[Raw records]
**********
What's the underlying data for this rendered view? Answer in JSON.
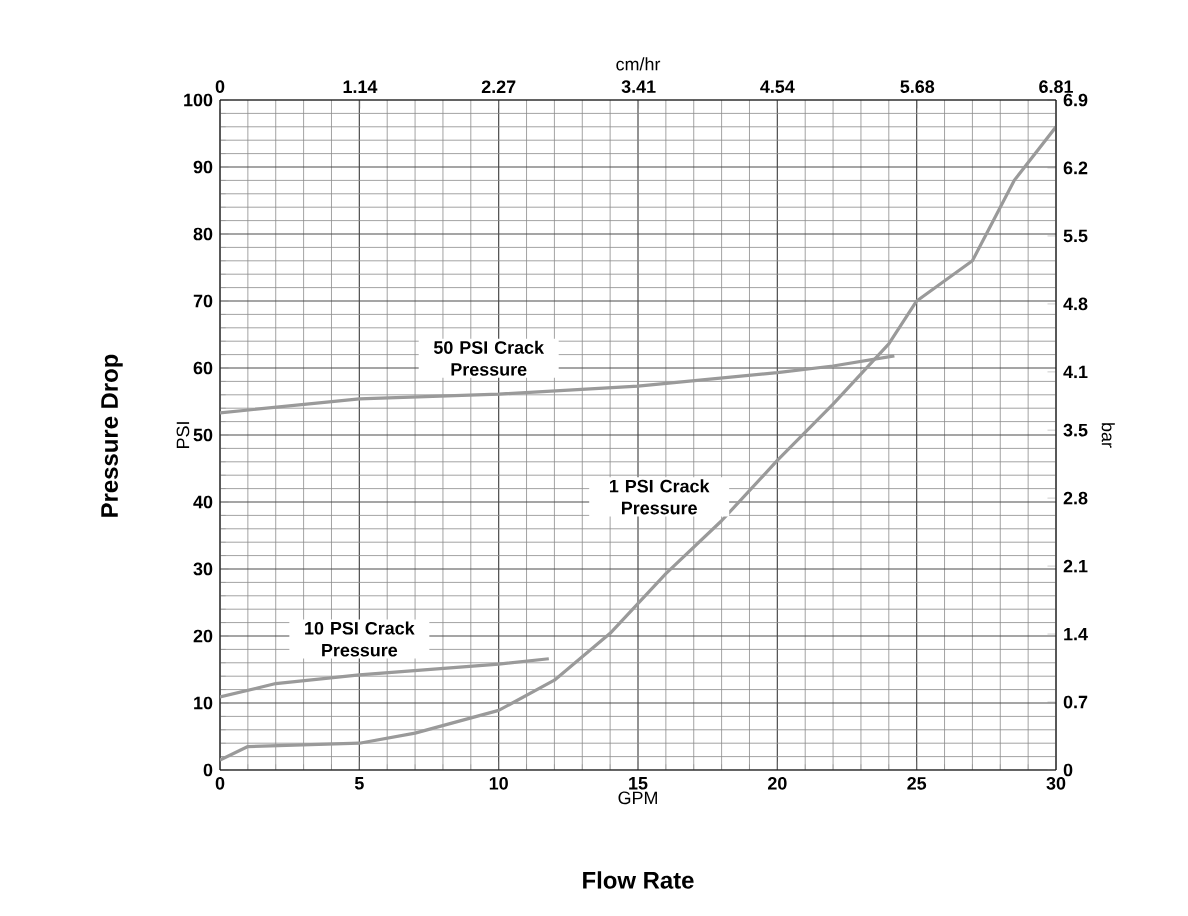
{
  "chart_data": {
    "type": "line",
    "xlabel": "GPM",
    "ylabel": "PSI",
    "x2label": "cm/hr",
    "y2label": "bar",
    "annotations": [
      "Flow Rate",
      "Pressure Drop"
    ],
    "series": [
      {
        "name": "50 PSI Crack Pressure",
        "color": "#9a9a9a",
        "x": [
          0,
          5,
          10,
          15,
          20,
          22,
          24.2
        ],
        "values": [
          53.3,
          55.4,
          56.1,
          57.3,
          59.3,
          60.3,
          61.8
        ]
      },
      {
        "name": "10 PSI Crack Pressure",
        "color": "#9a9a9a",
        "x": [
          0,
          2,
          5,
          10,
          11.8
        ],
        "values": [
          10.9,
          12.9,
          14.2,
          15.8,
          16.6
        ]
      },
      {
        "name": "1 PSI Crack Pressure",
        "color": "#9a9a9a",
        "x": [
          0,
          1,
          5,
          7,
          10,
          12,
          14,
          16,
          18,
          20,
          22,
          24,
          25,
          27,
          28.5,
          30
        ],
        "values": [
          1.5,
          3.5,
          4.0,
          5.5,
          8.9,
          13.4,
          20.4,
          29.3,
          37.2,
          46.2,
          54.6,
          63.6,
          70,
          76,
          88,
          96
        ]
      }
    ],
    "xlim": [
      0,
      30
    ],
    "xticks": [
      0,
      5,
      10,
      15,
      20,
      25,
      30
    ],
    "ylim": [
      0,
      100
    ],
    "yticks": [
      0,
      10,
      20,
      30,
      40,
      50,
      60,
      70,
      80,
      90,
      100
    ],
    "x2lim": [
      0,
      6.81
    ],
    "x2ticks": [
      0,
      1.14,
      2.27,
      3.41,
      4.54,
      5.68,
      6.81
    ],
    "y2lim": [
      0,
      6.9
    ],
    "y2ticks": [
      0,
      0.7,
      1.4,
      2.1,
      2.8,
      3.5,
      4.1,
      4.8,
      5.5,
      6.2,
      6.9
    ],
    "grid": true,
    "line_style": "solid",
    "marker": "none"
  }
}
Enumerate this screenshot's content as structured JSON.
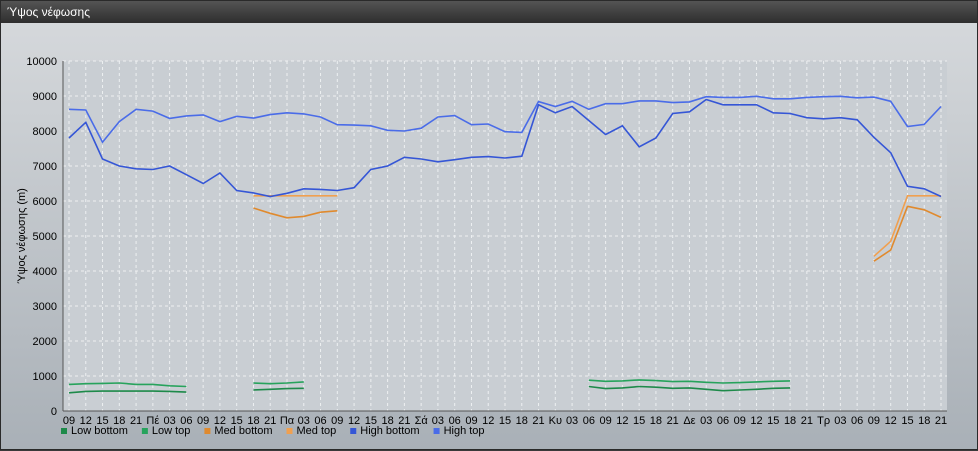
{
  "window": {
    "title": "Ύψος νέφωσης"
  },
  "chart_data": {
    "type": "line",
    "title": "",
    "xlabel": "",
    "ylabel": "Ύψος νέφωσης (m)",
    "ylim": [
      0,
      10000
    ],
    "yticks": [
      0,
      1000,
      2000,
      3000,
      4000,
      5000,
      6000,
      7000,
      8000,
      9000,
      10000
    ],
    "grid": true,
    "legend": "bottom-left",
    "categories": [
      "09",
      "12",
      "15",
      "18",
      "21",
      "Πέ",
      "03",
      "06",
      "09",
      "12",
      "15",
      "18",
      "21",
      "Πα",
      "03",
      "06",
      "09",
      "12",
      "15",
      "18",
      "21",
      "Σά",
      "03",
      "06",
      "09",
      "12",
      "15",
      "18",
      "21",
      "Κυ",
      "03",
      "06",
      "09",
      "12",
      "15",
      "18",
      "21",
      "Δε",
      "03",
      "06",
      "09",
      "12",
      "15",
      "18",
      "21",
      "Τρ",
      "03",
      "06",
      "09",
      "12",
      "15",
      "18",
      "21"
    ],
    "series": [
      {
        "name": "Low bottom",
        "color": "#1e8a4a",
        "values": [
          520,
          560,
          570,
          570,
          570,
          570,
          560,
          540,
          null,
          null,
          null,
          600,
          620,
          640,
          650,
          null,
          null,
          null,
          null,
          null,
          null,
          null,
          null,
          null,
          null,
          null,
          null,
          null,
          null,
          null,
          null,
          700,
          640,
          660,
          700,
          680,
          650,
          660,
          620,
          580,
          600,
          620,
          650,
          660,
          null,
          null,
          null,
          null,
          null,
          null,
          null,
          null,
          null
        ]
      },
      {
        "name": "Low top",
        "color": "#27a35c",
        "values": [
          760,
          780,
          790,
          800,
          760,
          760,
          720,
          700,
          null,
          null,
          null,
          800,
          780,
          800,
          830,
          null,
          null,
          null,
          null,
          null,
          null,
          null,
          null,
          null,
          null,
          null,
          null,
          null,
          null,
          null,
          null,
          880,
          850,
          860,
          890,
          870,
          840,
          850,
          820,
          800,
          810,
          830,
          850,
          860,
          null,
          null,
          null,
          null,
          null,
          null,
          null,
          null,
          null
        ]
      },
      {
        "name": "Med bottom",
        "color": "#e08a2e",
        "values": [
          null,
          null,
          null,
          null,
          null,
          null,
          null,
          null,
          null,
          null,
          null,
          5800,
          5650,
          5520,
          5560,
          5680,
          5720,
          null,
          null,
          null,
          null,
          null,
          null,
          null,
          null,
          null,
          null,
          null,
          null,
          null,
          null,
          null,
          null,
          null,
          null,
          null,
          null,
          null,
          null,
          null,
          null,
          null,
          null,
          null,
          null,
          null,
          null,
          null,
          4280,
          4600,
          5850,
          5750,
          5530
        ]
      },
      {
        "name": "Med top",
        "color": "#f0a050",
        "values": [
          null,
          null,
          null,
          null,
          null,
          null,
          null,
          null,
          null,
          null,
          null,
          6150,
          6150,
          6150,
          6150,
          6150,
          6150,
          null,
          null,
          null,
          null,
          null,
          null,
          null,
          null,
          null,
          null,
          null,
          null,
          null,
          null,
          null,
          null,
          null,
          null,
          null,
          null,
          null,
          null,
          null,
          null,
          null,
          null,
          null,
          null,
          null,
          null,
          null,
          4420,
          4850,
          6150,
          6150,
          6150
        ]
      },
      {
        "name": "High bottom",
        "color": "#3556d6",
        "values": [
          7800,
          8250,
          7200,
          7000,
          6920,
          6900,
          7000,
          6750,
          6500,
          6800,
          6300,
          6230,
          6130,
          6220,
          6350,
          6330,
          6300,
          6380,
          6900,
          7000,
          7250,
          7200,
          7120,
          7180,
          7250,
          7270,
          7230,
          7280,
          8750,
          8520,
          8700,
          8300,
          7900,
          8150,
          7550,
          7800,
          8500,
          8550,
          8900,
          8750,
          8750,
          8750,
          8520,
          8500,
          8380,
          8350,
          8380,
          8320,
          7820,
          7380,
          6420,
          6350,
          6130
        ]
      },
      {
        "name": "High top",
        "color": "#4a6ce8",
        "values": [
          8620,
          8600,
          7680,
          8270,
          8620,
          8570,
          8360,
          8430,
          8460,
          8270,
          8420,
          8370,
          8470,
          8520,
          8490,
          8400,
          8180,
          8170,
          8150,
          8020,
          8000,
          8080,
          8400,
          8440,
          8180,
          8200,
          7980,
          7960,
          8840,
          8700,
          8850,
          8620,
          8780,
          8780,
          8860,
          8860,
          8810,
          8830,
          8980,
          8960,
          8960,
          8990,
          8920,
          8920,
          8960,
          8980,
          8990,
          8950,
          8970,
          8850,
          8130,
          8190,
          8700
        ]
      }
    ]
  }
}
**********
# Goal
How many lines of the records contain the string "Ύψος"? Respond with the number alone.

# Result below
2